(Data items)

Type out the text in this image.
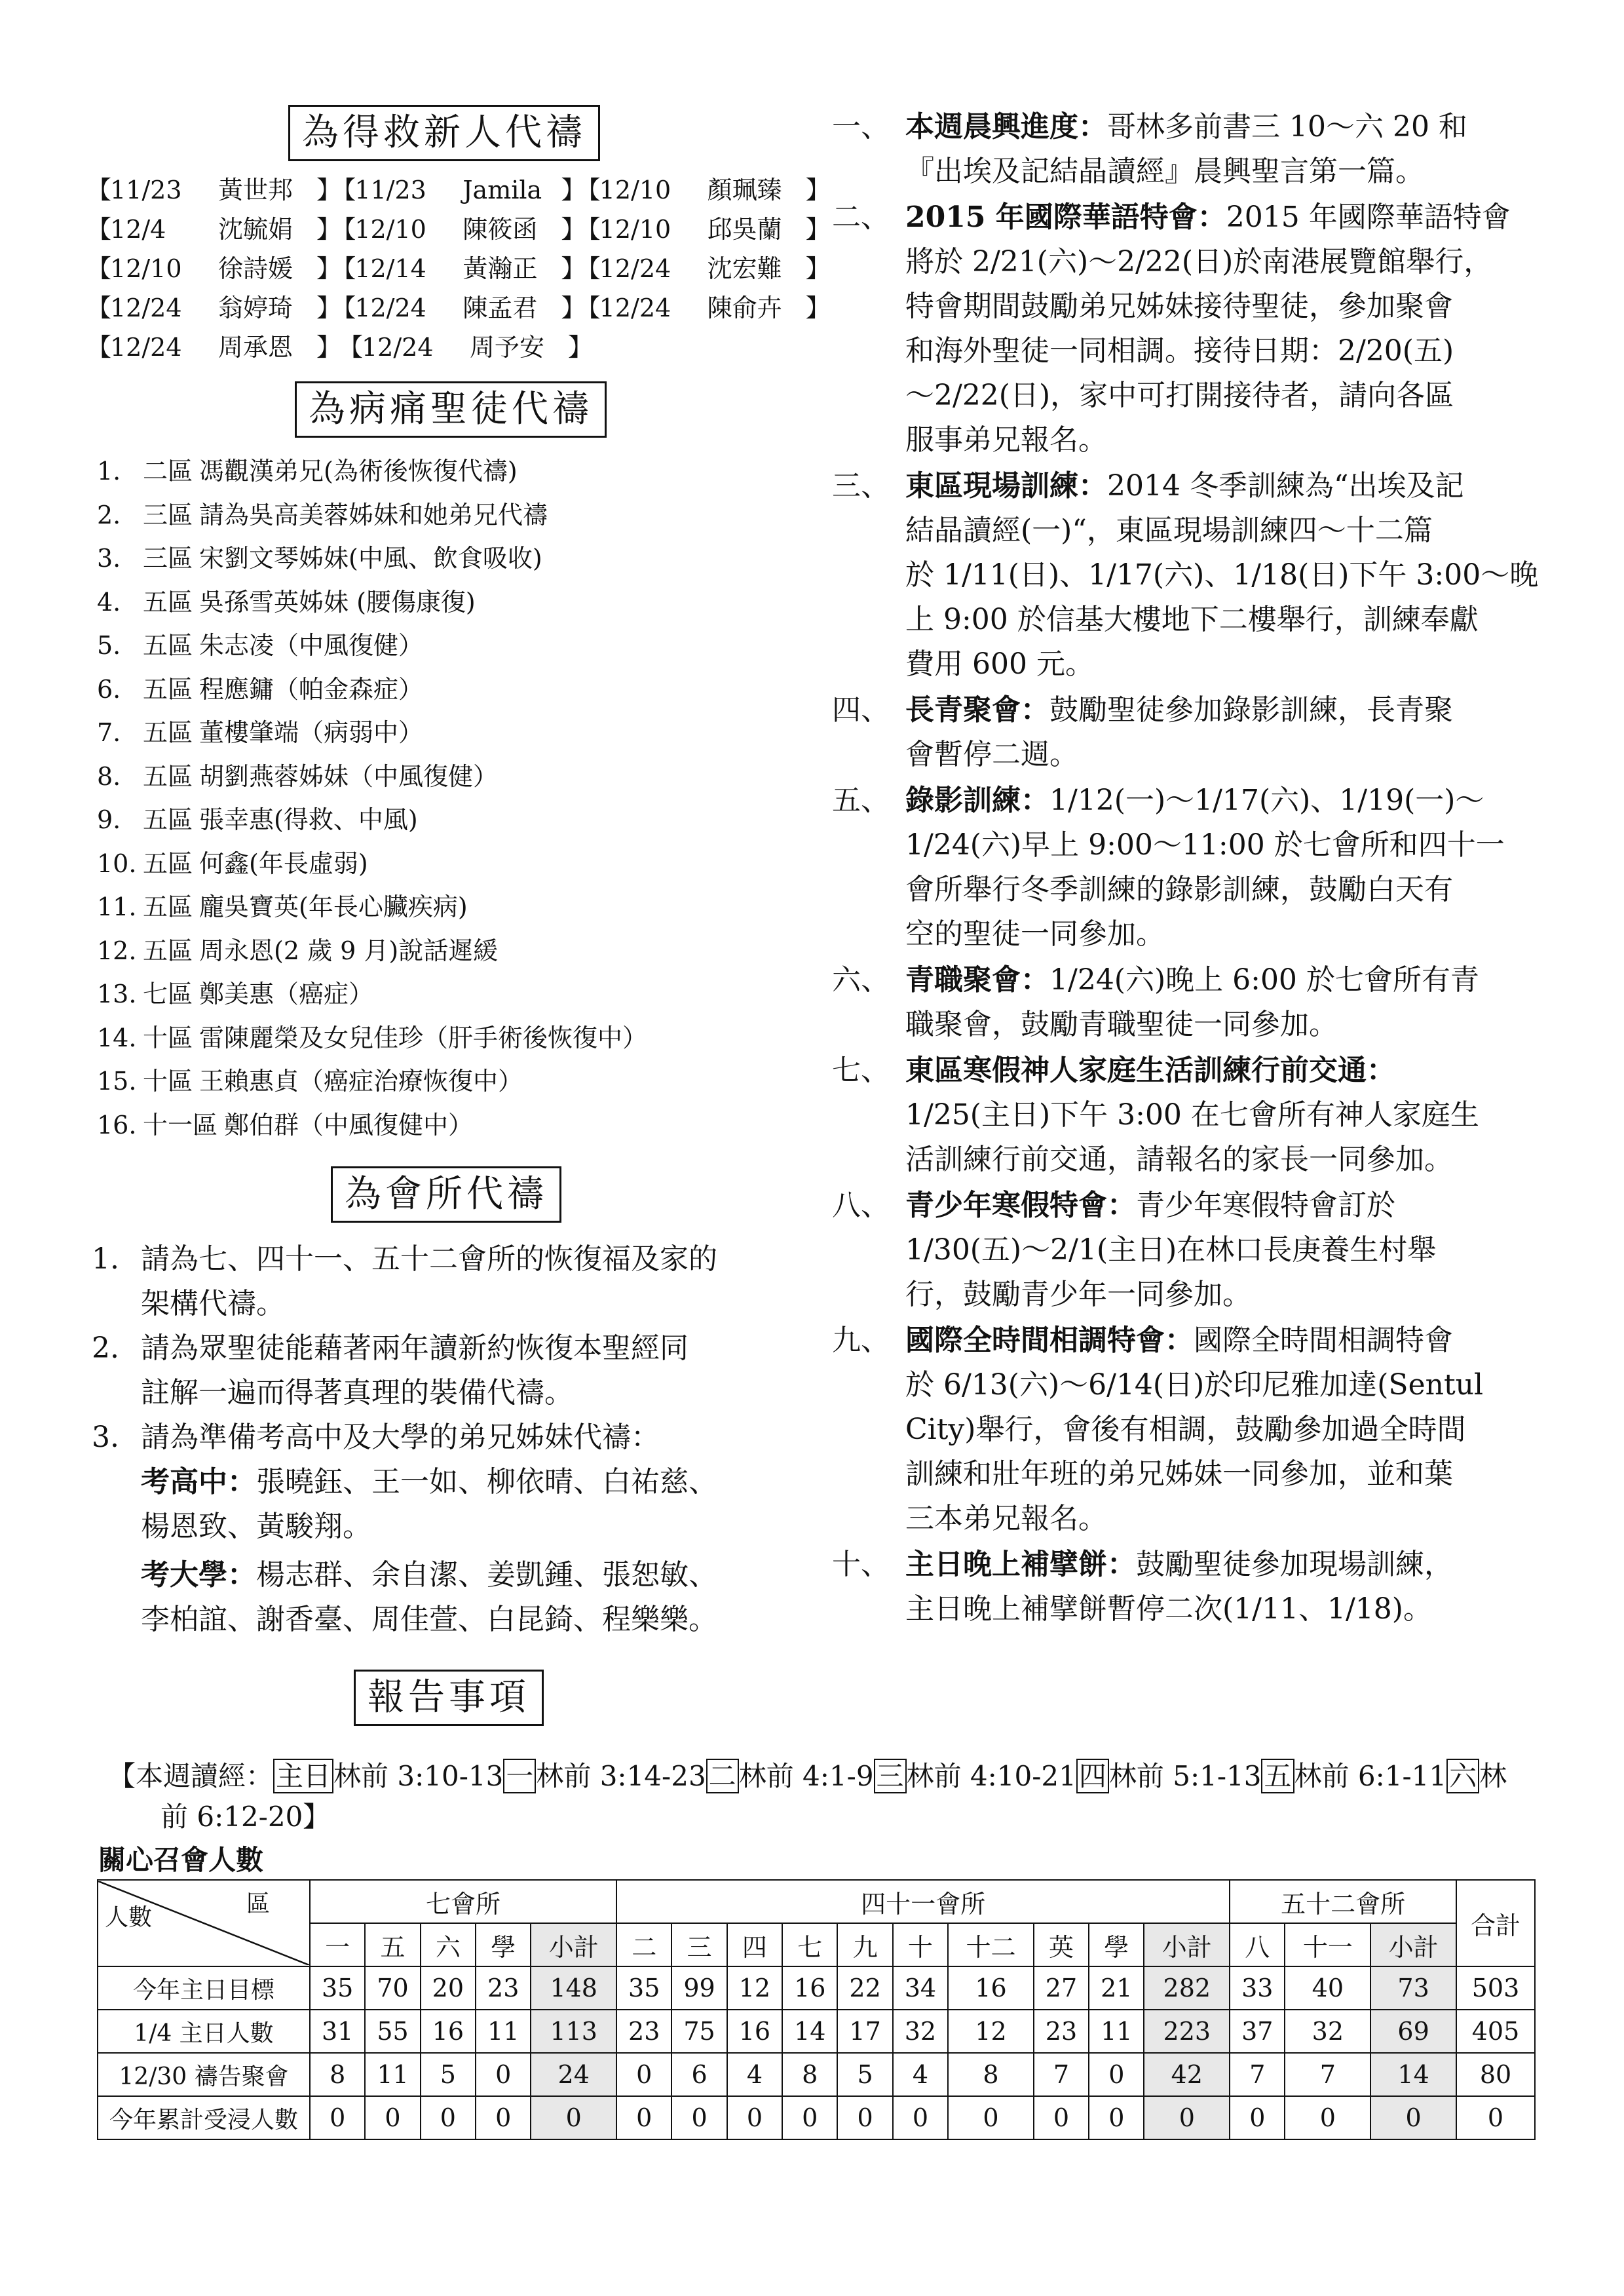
為得救新人代禱
【 11/23	黃世邦 】	【 11/23	Jamila 】	【 12/10	顏珮臻 】
【 12/4	沈毓娟 】	【 12/10	陳筱函 】	【 12/10	邱吳蘭 】
【 12/10	徐詩媛 】	【 12/14	黃瀚正 】	【 12/24	沈宏難 】
【 12/24	翁婷琦 】	【 12/24	陳孟君 】	【 12/24	陳俞卉 】
【 12/24	周承恩 】	【 12/24	周予安 】
為病痛聖徒代禱
1. 二區 馮觀漢弟兄(為術後恢復代禱)
2. 三區 請為吳高美蓉姊妹和她弟兄代禱
3. 三區 宋劉文琴姊妹(中風、飲食吸收)
4. 五區 吳孫雪英姊妹 (腰傷康復)
5. 五區 朱志凌（中風復健）
6. 五區 程應鏞（帕金森症）
7. 五區 董樓肇端（病弱中）
8. 五區 胡劉燕蓉姊妹（中風復健）
9. 五區 張幸惠(得救、中風)
10. 五區 何鑫(年長虛弱)
11. 五區 龐吳寶英(年長心臟疾病)
12. 五區 周永恩(2 歲 9 月)說話遲緩
13. 七區 鄭美惠（癌症）
14. 十區 雷陳麗榮及女兒佳珍（肝手術後恢復中）
15. 十區 王賴惠貞（癌症治療恢復中）
16. 十一區 鄭伯群（中風復健中）
為會所代禱
1. 請為七、四十一、五十二會所的恢復福及家的
架構代禱。
2. 請為眾聖徒能藉著兩年讀新約恢復本聖經同
註解一遍而得著真理的裝備代禱。
3. 請為準備考高中及大學的弟兄姊妹代禱：
考高中：張曉鈺、王一如、柳依晴、白祐慈、
楊恩致、黃駿翔。
考大學：楊志群、余自潔、姜凱鍾、張恕敏、
李柏誼、謝香臺、周佳萱、白昆錡、程樂樂。
報告事項
一、 本週晨興進度：哥林多前書三 10～六 20 和
『出埃及記結晶讀經』晨興聖言第一篇。
二、 2015 年國際華語特會：2015 年國際華語特會
將於 2/21(六)～2/22(日)於南港展覽館舉行，
特會期間鼓勵弟兄姊妹接待聖徒，參加聚會
和海外聖徒一同相調。接待日期：2/20(五)
～2/22(日)，家中可打開接待者，請向各區
服事弟兄報名。
三、 東區現場訓練：2014 冬季訓練為“出埃及記
結晶讀經(一)“，東區現場訓練四～十二篇
於 1/11(日)、1/17(六)、1/18(日)下午 3:00～晚
上 9:00 於信基大樓地下二樓舉行，訓練奉獻
費用 600 元。
四、 長青聚會：鼓勵聖徒參加錄影訓練，長青聚
會暫停二週。
五、 錄影訓練：1/12(一)～1/17(六)、1/19(一)～
1/24(六)早上 9:00～11:00 於七會所和四十一
會所舉行冬季訓練的錄影訓練，鼓勵白天有
空的聖徒一同參加。
六、 青職聚會：1/24(六)晚上 6:00 於七會所有青
職聚會，鼓勵青職聖徒一同參加。
七、 東區寒假神人家庭生活訓練行前交通：
1/25(主日)下午 3:00 在七會所有神人家庭生
活訓練行前交通，請報名的家長一同參加。
八、 青少年寒假特會：青少年寒假特會訂於
1/30(五)～2/1(主日)在林口長庚養生村舉
行，鼓勵青少年一同參加。
九、 國際全時間相調特會：國際全時間相調特會
於 6/13(六)～6/14(日)於印尼雅加達(Sentul
City)舉行，會後有相調，鼓勵參加過全時間
訓練和壯年班的弟兄姊妹一同參加，並和葉
三本弟兄報名。
十、 主日晚上補擘餅：鼓勵聖徒參加現場訓練，
主日晚上補擘餅暫停二次(1/11、1/18)。
【本週讀經：主日林前 3:10-13一林前 3:14-23二林前 4:1-9三林前 4:10-21四林前 5:1-13五林前 6:1-11六林
前 6:12-20】
關心召會人數
區
人數	七會所					四十一會所										五十二會所			合計
	一	五	六	學	小計	二	三	四	七	九	十	十二	英	學	小計	八	十一	小計	
今年主日目標	35	70	20	23	148	35	99	12	16	22	34	16	27	21	282	33	40	73	503
1/4 主日人數	31	55	16	11	113	23	75	16	14	17	32	12	23	11	223	37	32	69	405
12/30 禱告聚會	8	11	5	0	24	0	6	4	8	5	4	8	7	0	42	7	7	14	80
今年累計受浸人數	0	0	0	0	0	0	0	0	0	0	0	0	0	0	0	0	0	0	0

#### EXERCISE PROMPT:
Copy each line exactly, and leave the pictures out of your copy.

#### FINAL RESULT:
Type out the text in this image.
為得救新人代禱
【 11/23	黃世邦 】	【 11/23	Jamila 】	【 12/10	顏珮臻 】
【 12/4	沈毓娟 】	【 12/10	陳筱函 】	【 12/10	邱吳蘭 】
【 12/10	徐詩媛 】	【 12/14	黃瀚正 】	【 12/24	沈宏難 】
【 12/24	翁婷琦 】	【 12/24	陳孟君 】	【 12/24	陳俞卉 】
【 12/24	周承恩 】	【 12/24	周予安 】
為病痛聖徒代禱
1. 二區 馮觀漢弟兄(為術後恢復代禱)
2. 三區 請為吳高美蓉姊妹和她弟兄代禱
3. 三區 宋劉文琴姊妹(中風、飲食吸收)
4. 五區 吳孫雪英姊妹 (腰傷康復)
5. 五區 朱志凌（中風復健）
6. 五區 程應鏞（帕金森症）
7. 五區 董樓肇端（病弱中）
8. 五區 胡劉燕蓉姊妹（中風復健）
9. 五區 張幸惠(得救、中風)
10. 五區 何鑫(年長虛弱)
11. 五區 龐吳寶英(年長心臟疾病)
12. 五區 周永恩(2 歲 9 月)說話遲緩
13. 七區 鄭美惠（癌症）
14. 十區 雷陳麗榮及女兒佳珍（肝手術後恢復中）
15. 十區 王賴惠貞（癌症治療恢復中）
16. 十一區 鄭伯群（中風復健中）
為會所代禱
1. 請為七、四十一、五十二會所的恢復福及家的
架構代禱。
2. 請為眾聖徒能藉著兩年讀新約恢復本聖經同
註解一遍而得著真理的裝備代禱。
3. 請為準備考高中及大學的弟兄姊妹代禱：
考高中：張曉鈺、王一如、柳依晴、白祐慈、
楊恩致、黃駿翔。
考大學：楊志群、余自潔、姜凱鍾、張恕敏、
李柏誼、謝香臺、周佳萱、白昆錡、程樂樂。
報告事項
一、 本週晨興進度：哥林多前書三 10～六 20 和
『出埃及記結晶讀經』晨興聖言第一篇。
二、 2015 年國際華語特會：2015 年國際華語特會
將於 2/21(六)～2/22(日)於南港展覽館舉行，
特會期間鼓勵弟兄姊妹接待聖徒，參加聚會
和海外聖徒一同相調。接待日期：2/20(五)
～2/22(日)，家中可打開接待者，請向各區
服事弟兄報名。
三、 東區現場訓練：2014 冬季訓練為“出埃及記
結晶讀經(一)“，東區現場訓練四～十二篇
於 1/11(日)、1/17(六)、1/18(日)下午 3:00～晚
上 9:00 於信基大樓地下二樓舉行，訓練奉獻
費用 600 元。
四、 長青聚會：鼓勵聖徒參加錄影訓練，長青聚
會暫停二週。
五、 錄影訓練：1/12(一)～1/17(六)、1/19(一)～
1/24(六)早上 9:00～11:00 於七會所和四十一
會所舉行冬季訓練的錄影訓練，鼓勵白天有
空的聖徒一同參加。
六、 青職聚會：1/24(六)晚上 6:00 於七會所有青
職聚會，鼓勵青職聖徒一同參加。
七、 東區寒假神人家庭生活訓練行前交通：
1/25(主日)下午 3:00 在七會所有神人家庭生
活訓練行前交通，請報名的家長一同參加。
八、 青少年寒假特會：青少年寒假特會訂於
1/30(五)～2/1(主日)在林口長庚養生村舉
行，鼓勵青少年一同參加。
九、 國際全時間相調特會：國際全時間相調特會
於 6/13(六)～6/14(日)於印尼雅加達(Sentul
City)舉行，會後有相調，鼓勵參加過全時間
訓練和壯年班的弟兄姊妹一同參加，並和葉
三本弟兄報名。
十、 主日晚上補擘餅：鼓勵聖徒參加現場訓練，
主日晚上補擘餅暫停二次(1/11、1/18)。
【本週讀經：主日林前 3:10-13一林前 3:14-23二林前 4:1-9三林前 4:10-21四林前 5:1-13五林前 6:1-11六林
前 6:12-20】
關心召會人數
區
人數	七會所					四十一會所										五十二會所			合計
	一	五	六	學	小計	二	三	四	七	九	十	十二	英	學	小計	八	十一	小計	
今年主日目標	35	70	20	23	148	35	99	12	16	22	34	16	27	21	282	33	40	73	503
1/4 主日人數	31	55	16	11	113	23	75	16	14	17	32	12	23	11	223	37	32	69	405
12/30 禱告聚會	8	11	5	0	24	0	6	4	8	5	4	8	7	0	42	7	7	14	80
今年累計受浸人數	0	0	0	0	0	0	0	0	0	0	0	0	0	0	0	0	0	0	0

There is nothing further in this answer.